=== Task details ===
Write out all of the entries that follow, word for word, but skip the pictures.

=== Listed records ===
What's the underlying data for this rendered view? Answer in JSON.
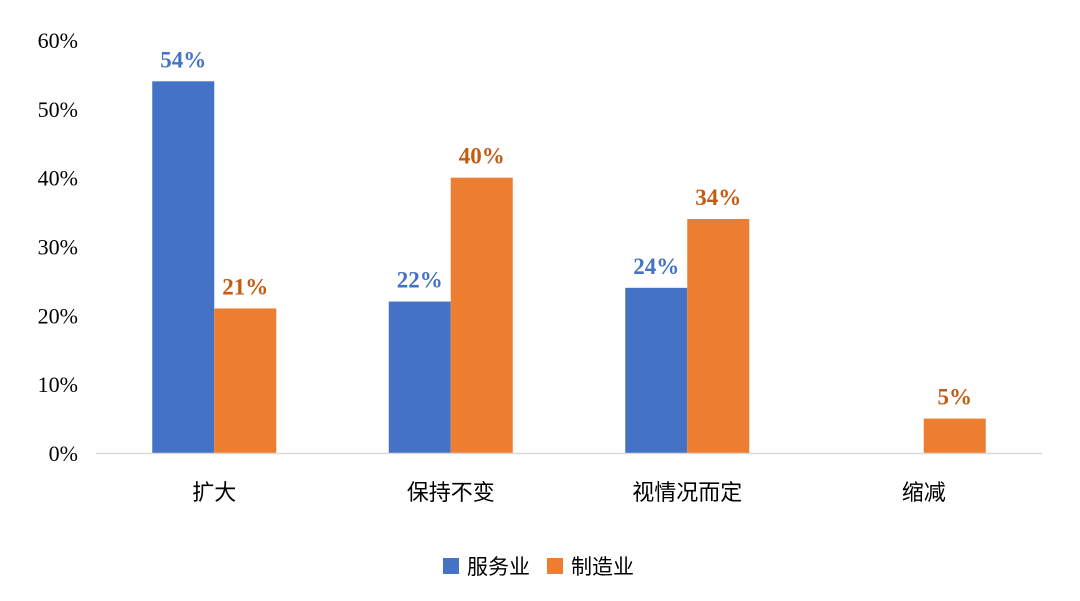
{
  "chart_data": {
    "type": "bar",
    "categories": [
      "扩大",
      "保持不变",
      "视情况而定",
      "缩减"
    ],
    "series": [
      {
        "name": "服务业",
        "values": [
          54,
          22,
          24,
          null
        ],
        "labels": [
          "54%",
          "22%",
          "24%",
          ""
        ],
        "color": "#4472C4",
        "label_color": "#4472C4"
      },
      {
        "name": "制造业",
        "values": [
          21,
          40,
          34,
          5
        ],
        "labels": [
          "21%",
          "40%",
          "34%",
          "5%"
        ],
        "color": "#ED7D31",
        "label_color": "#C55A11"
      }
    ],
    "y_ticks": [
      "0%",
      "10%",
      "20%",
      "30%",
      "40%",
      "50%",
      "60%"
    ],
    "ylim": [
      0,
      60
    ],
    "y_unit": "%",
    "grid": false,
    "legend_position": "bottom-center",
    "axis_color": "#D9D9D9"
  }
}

=== Completed exercise ===
What's the underlying data for this rendered view? Answer in JSON.
{
  "chart_data": {
    "type": "bar",
    "categories": [
      "扩大",
      "保持不变",
      "视情况而定",
      "缩减"
    ],
    "series": [
      {
        "name": "服务业",
        "values": [
          54,
          22,
          24,
          null
        ],
        "labels": [
          "54%",
          "22%",
          "24%",
          ""
        ],
        "color": "#4472C4",
        "label_color": "#4472C4"
      },
      {
        "name": "制造业",
        "values": [
          21,
          40,
          34,
          5
        ],
        "labels": [
          "21%",
          "40%",
          "34%",
          "5%"
        ],
        "color": "#ED7D31",
        "label_color": "#C55A11"
      }
    ],
    "y_ticks": [
      "0%",
      "10%",
      "20%",
      "30%",
      "40%",
      "50%",
      "60%"
    ],
    "ylim": [
      0,
      60
    ],
    "y_unit": "%",
    "grid": false,
    "legend_position": "bottom-center",
    "axis_color": "#D9D9D9"
  }
}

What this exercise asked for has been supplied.